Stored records
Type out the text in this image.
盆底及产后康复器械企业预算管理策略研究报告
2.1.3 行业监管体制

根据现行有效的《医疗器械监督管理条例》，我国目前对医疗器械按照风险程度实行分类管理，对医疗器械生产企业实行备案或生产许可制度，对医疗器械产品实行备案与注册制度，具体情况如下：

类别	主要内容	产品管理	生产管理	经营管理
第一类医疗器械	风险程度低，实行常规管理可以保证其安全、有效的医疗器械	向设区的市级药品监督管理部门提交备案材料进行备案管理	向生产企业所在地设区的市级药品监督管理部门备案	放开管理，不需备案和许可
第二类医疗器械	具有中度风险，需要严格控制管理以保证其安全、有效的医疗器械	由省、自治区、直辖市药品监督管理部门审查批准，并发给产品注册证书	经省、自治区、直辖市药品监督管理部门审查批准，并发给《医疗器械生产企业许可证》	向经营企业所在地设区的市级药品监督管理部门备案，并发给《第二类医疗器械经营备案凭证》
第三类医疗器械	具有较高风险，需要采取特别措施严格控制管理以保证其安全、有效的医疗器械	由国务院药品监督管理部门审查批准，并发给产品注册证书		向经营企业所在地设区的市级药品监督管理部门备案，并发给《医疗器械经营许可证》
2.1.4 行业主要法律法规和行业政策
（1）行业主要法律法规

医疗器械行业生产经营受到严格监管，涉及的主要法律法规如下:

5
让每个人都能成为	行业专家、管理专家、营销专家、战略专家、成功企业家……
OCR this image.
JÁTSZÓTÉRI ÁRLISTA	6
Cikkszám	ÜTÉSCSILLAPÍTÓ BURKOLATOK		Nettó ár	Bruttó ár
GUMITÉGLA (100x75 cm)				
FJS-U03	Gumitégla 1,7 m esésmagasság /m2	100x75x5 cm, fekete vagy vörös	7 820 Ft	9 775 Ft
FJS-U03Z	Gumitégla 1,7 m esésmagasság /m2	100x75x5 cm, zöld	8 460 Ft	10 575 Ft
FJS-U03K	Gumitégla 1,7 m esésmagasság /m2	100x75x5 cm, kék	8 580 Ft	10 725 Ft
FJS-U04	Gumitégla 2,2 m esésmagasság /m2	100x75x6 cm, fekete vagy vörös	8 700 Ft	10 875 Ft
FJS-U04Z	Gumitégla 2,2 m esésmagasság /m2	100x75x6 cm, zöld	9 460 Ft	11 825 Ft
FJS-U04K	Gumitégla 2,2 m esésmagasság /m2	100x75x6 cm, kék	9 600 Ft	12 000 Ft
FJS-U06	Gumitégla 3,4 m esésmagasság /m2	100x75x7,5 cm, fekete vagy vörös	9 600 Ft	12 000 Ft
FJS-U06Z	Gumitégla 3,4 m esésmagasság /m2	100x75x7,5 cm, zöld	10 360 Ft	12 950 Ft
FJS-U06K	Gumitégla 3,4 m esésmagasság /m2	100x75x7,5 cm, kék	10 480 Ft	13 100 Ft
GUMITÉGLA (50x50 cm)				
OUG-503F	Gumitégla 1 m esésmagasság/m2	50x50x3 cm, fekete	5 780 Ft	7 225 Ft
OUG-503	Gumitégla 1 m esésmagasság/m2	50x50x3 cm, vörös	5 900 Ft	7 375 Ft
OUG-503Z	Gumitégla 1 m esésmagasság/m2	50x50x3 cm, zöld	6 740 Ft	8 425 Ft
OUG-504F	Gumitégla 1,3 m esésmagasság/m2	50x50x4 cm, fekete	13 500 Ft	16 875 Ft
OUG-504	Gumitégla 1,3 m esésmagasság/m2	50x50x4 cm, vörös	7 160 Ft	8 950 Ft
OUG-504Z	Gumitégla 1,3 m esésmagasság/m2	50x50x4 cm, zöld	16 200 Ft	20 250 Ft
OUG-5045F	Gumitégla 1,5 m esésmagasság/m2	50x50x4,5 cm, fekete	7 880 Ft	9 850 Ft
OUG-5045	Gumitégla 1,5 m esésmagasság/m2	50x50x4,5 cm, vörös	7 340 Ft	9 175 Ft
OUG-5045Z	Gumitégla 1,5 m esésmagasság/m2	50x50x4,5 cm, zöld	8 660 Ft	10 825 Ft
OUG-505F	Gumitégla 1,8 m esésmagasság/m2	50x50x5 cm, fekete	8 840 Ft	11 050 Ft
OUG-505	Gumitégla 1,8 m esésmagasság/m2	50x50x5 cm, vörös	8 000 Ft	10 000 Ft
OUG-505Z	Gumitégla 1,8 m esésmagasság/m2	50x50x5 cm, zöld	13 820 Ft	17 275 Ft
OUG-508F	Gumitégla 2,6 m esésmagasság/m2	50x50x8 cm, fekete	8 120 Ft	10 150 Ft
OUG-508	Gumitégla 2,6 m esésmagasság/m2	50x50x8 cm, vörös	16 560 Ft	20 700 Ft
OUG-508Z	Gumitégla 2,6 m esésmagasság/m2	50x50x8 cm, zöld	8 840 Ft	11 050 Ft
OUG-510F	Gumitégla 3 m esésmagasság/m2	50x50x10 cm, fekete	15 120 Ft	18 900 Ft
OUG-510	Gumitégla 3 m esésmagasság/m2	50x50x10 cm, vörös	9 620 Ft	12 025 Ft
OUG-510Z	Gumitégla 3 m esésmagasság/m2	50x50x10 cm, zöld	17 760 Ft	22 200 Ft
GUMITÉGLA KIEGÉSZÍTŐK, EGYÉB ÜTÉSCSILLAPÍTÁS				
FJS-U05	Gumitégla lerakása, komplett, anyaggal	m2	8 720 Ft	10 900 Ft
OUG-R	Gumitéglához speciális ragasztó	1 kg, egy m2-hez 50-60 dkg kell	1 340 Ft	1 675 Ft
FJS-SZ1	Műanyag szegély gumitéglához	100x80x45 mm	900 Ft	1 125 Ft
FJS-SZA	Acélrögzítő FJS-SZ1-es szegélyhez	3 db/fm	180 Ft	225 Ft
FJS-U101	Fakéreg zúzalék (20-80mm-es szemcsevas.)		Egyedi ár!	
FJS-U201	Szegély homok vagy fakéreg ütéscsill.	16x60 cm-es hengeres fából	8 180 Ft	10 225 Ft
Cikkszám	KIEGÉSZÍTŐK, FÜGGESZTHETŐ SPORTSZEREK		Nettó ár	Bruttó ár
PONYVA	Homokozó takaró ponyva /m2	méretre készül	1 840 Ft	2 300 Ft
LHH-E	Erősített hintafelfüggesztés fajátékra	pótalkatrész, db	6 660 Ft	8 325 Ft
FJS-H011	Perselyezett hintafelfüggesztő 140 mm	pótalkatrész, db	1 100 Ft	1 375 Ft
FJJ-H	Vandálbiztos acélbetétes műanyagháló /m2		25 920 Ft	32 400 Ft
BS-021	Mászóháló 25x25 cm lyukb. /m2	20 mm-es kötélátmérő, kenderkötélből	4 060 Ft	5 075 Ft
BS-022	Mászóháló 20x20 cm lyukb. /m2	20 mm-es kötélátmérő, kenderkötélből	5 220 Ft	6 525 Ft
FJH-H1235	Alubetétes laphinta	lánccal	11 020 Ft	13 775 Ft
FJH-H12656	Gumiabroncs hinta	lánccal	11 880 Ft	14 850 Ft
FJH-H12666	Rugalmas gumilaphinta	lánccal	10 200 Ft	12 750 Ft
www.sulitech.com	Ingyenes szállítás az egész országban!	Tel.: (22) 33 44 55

> **WHAT YOU SHOULD DO**
Retype the entries one by one, exactly.

> **EXERCISE SOLUTION**
Type out the text in this image.
盆底及产后康复器械企业预算管理策略研究报告
2.1.3 行业监管体制

根据现行有效的《医疗器械监督管理条例》，我国目前对医疗器械按照风险程度实行分类管理，对医疗器械生产企业实行备案或生产许可制度，对医疗器械产品实行备案与注册制度，具体情况如下：

类别	主要内容	产品管理	生产管理	经营管理
第一类医疗器械	风险程度低，实行常规管理可以保证其安全、有效的医疗器械	向设区的市级药品监督管理部门提交备案材料进行备案管理	向生产企业所在地设区的市级药品监督管理部门备案	放开管理，不需备案和许可
第二类医疗器械	具有中度风险，需要严格控制管理以保证其安全、有效的医疗器械	由省、自治区、直辖市药品监督管理部门审查批准，并发给产品注册证书	经省、自治区、直辖市药品监督管理部门审查批准，并发给《医疗器械生产企业许可证》	向经营企业所在地设区的市级药品监督管理部门备案，并发给《第二类医疗器械经营备案凭证》
第三类医疗器械	具有较高风险，需要采取特别措施严格控制管理以保证其安全、有效的医疗器械	由国务院药品监督管理部门审查批准，并发给产品注册证书		向经营企业所在地设区的市级药品监督管理部门备案，并发给《医疗器械经营许可证》
2.1.4 行业主要法律法规和行业政策
（1）行业主要法律法规

医疗器械行业生产经营受到严格监管，涉及的主要法律法规如下:

5
让每个人都能成为	行业专家、管理专家、营销专家、战略专家、成功企业家……
OCR this image.
JÁTSZÓTÉRI ÁRLISTA	6
Cikkszám	ÜTÉSCSILLAPÍTÓ BURKOLATOK		Nettó ár	Bruttó ár
GUMITÉGLA (100x75 cm)				
FJS-U03	Gumitégla 1,7 m esésmagasság /m2	100x75x5 cm, fekete vagy vörös	7 820 Ft	9 775 Ft
FJS-U03Z	Gumitégla 1,7 m esésmagasság /m2	100x75x5 cm, zöld	8 460 Ft	10 575 Ft
FJS-U03K	Gumitégla 1,7 m esésmagasság /m2	100x75x5 cm, kék	8 580 Ft	10 725 Ft
FJS-U04	Gumitégla 2,2 m esésmagasság /m2	100x75x6 cm, fekete vagy vörös	8 700 Ft	10 875 Ft
FJS-U04Z	Gumitégla 2,2 m esésmagasság /m2	100x75x6 cm, zöld	9 460 Ft	11 825 Ft
FJS-U04K	Gumitégla 2,2 m esésmagasság /m2	100x75x6 cm, kék	9 600 Ft	12 000 Ft
FJS-U06	Gumitégla 3,4 m esésmagasság /m2	100x75x7,5 cm, fekete vagy vörös	9 600 Ft	12 000 Ft
FJS-U06Z	Gumitégla 3,4 m esésmagasság /m2	100x75x7,5 cm, zöld	10 360 Ft	12 950 Ft
FJS-U06K	Gumitégla 3,4 m esésmagasság /m2	100x75x7,5 cm, kék	10 480 Ft	13 100 Ft
GUMITÉGLA (50x50 cm)				
OUG-503F	Gumitégla 1 m esésmagasság/m2	50x50x3 cm, fekete	5 780 Ft	7 225 Ft
OUG-503	Gumitégla 1 m esésmagasság/m2	50x50x3 cm, vörös	5 900 Ft	7 375 Ft
OUG-503Z	Gumitégla 1 m esésmagasság/m2	50x50x3 cm, zöld	6 740 Ft	8 425 Ft
OUG-504F	Gumitégla 1,3 m esésmagasság/m2	50x50x4 cm, fekete	13 500 Ft	16 875 Ft
OUG-504	Gumitégla 1,3 m esésmagasság/m2	50x50x4 cm, vörös	7 160 Ft	8 950 Ft
OUG-504Z	Gumitégla 1,3 m esésmagasság/m2	50x50x4 cm, zöld	16 200 Ft	20 250 Ft
OUG-5045F	Gumitégla 1,5 m esésmagasság/m2	50x50x4,5 cm, fekete	7 880 Ft	9 850 Ft
OUG-5045	Gumitégla 1,5 m esésmagasság/m2	50x50x4,5 cm, vörös	7 340 Ft	9 175 Ft
OUG-5045Z	Gumitégla 1,5 m esésmagasság/m2	50x50x4,5 cm, zöld	8 660 Ft	10 825 Ft
OUG-505F	Gumitégla 1,8 m esésmagasság/m2	50x50x5 cm, fekete	8 840 Ft	11 050 Ft
OUG-505	Gumitégla 1,8 m esésmagasság/m2	50x50x5 cm, vörös	8 000 Ft	10 000 Ft
OUG-505Z	Gumitégla 1,8 m esésmagasság/m2	50x50x5 cm, zöld	13 820 Ft	17 275 Ft
OUG-508F	Gumitégla 2,6 m esésmagasság/m2	50x50x8 cm, fekete	8 120 Ft	10 150 Ft
OUG-508	Gumitégla 2,6 m esésmagasság/m2	50x50x8 cm, vörös	16 560 Ft	20 700 Ft
OUG-508Z	Gumitégla 2,6 m esésmagasság/m2	50x50x8 cm, zöld	8 840 Ft	11 050 Ft
OUG-510F	Gumitégla 3 m esésmagasság/m2	50x50x10 cm, fekete	15 120 Ft	18 900 Ft
OUG-510	Gumitégla 3 m esésmagasság/m2	50x50x10 cm, vörös	9 620 Ft	12 025 Ft
OUG-510Z	Gumitégla 3 m esésmagasság/m2	50x50x10 cm, zöld	17 760 Ft	22 200 Ft
GUMITÉGLA KIEGÉSZÍTŐK, EGYÉB ÜTÉSCSILLAPÍTÁS				
FJS-U05	Gumitégla lerakása, komplett, anyaggal	m2	8 720 Ft	10 900 Ft
OUG-R	Gumitéglához speciális ragasztó	1 kg, egy m2-hez 50-60 dkg kell	1 340 Ft	1 675 Ft
FJS-SZ1	Műanyag szegély gumitéglához	100x80x45 mm	900 Ft	1 125 Ft
FJS-SZA	Acélrögzítő FJS-SZ1-es szegélyhez	3 db/fm	180 Ft	225 Ft
FJS-U101	Fakéreg zúzalék (20-80mm-es szemcsevas.)		Egyedi ár!	
FJS-U201	Szegély homok vagy fakéreg ütéscsill.	16x60 cm-es hengeres fából	8 180 Ft	10 225 Ft
Cikkszám	KIEGÉSZÍTŐK, FÜGGESZTHETŐ SPORTSZEREK		Nettó ár	Bruttó ár
PONYVA	Homokozó takaró ponyva /m2	méretre készül	1 840 Ft	2 300 Ft
LHH-E	Erősített hintafelfüggesztés fajátékra	pótalkatrész, db	6 660 Ft	8 325 Ft
FJS-H011	Perselyezett hintafelfüggesztő 140 mm	pótalkatrész, db	1 100 Ft	1 375 Ft
FJJ-H	Vandálbiztos acélbetétes műanyagháló /m2		25 920 Ft	32 400 Ft
BS-021	Mászóháló 25x25 cm lyukb. /m2	20 mm-es kötélátmérő, kenderkötélből	4 060 Ft	5 075 Ft
BS-022	Mászóháló 20x20 cm lyukb. /m2	20 mm-es kötélátmérő, kenderkötélből	5 220 Ft	6 525 Ft
FJH-H1235	Alubetétes laphinta	lánccal	11 020 Ft	13 775 Ft
FJH-H12656	Gumiabroncs hinta	lánccal	11 880 Ft	14 850 Ft
FJH-H12666	Rugalmas gumilaphinta	lánccal	10 200 Ft	12 750 Ft
www.sulitech.com	Ingyenes szállítás az egész országban!	Tel.: (22) 33 44 55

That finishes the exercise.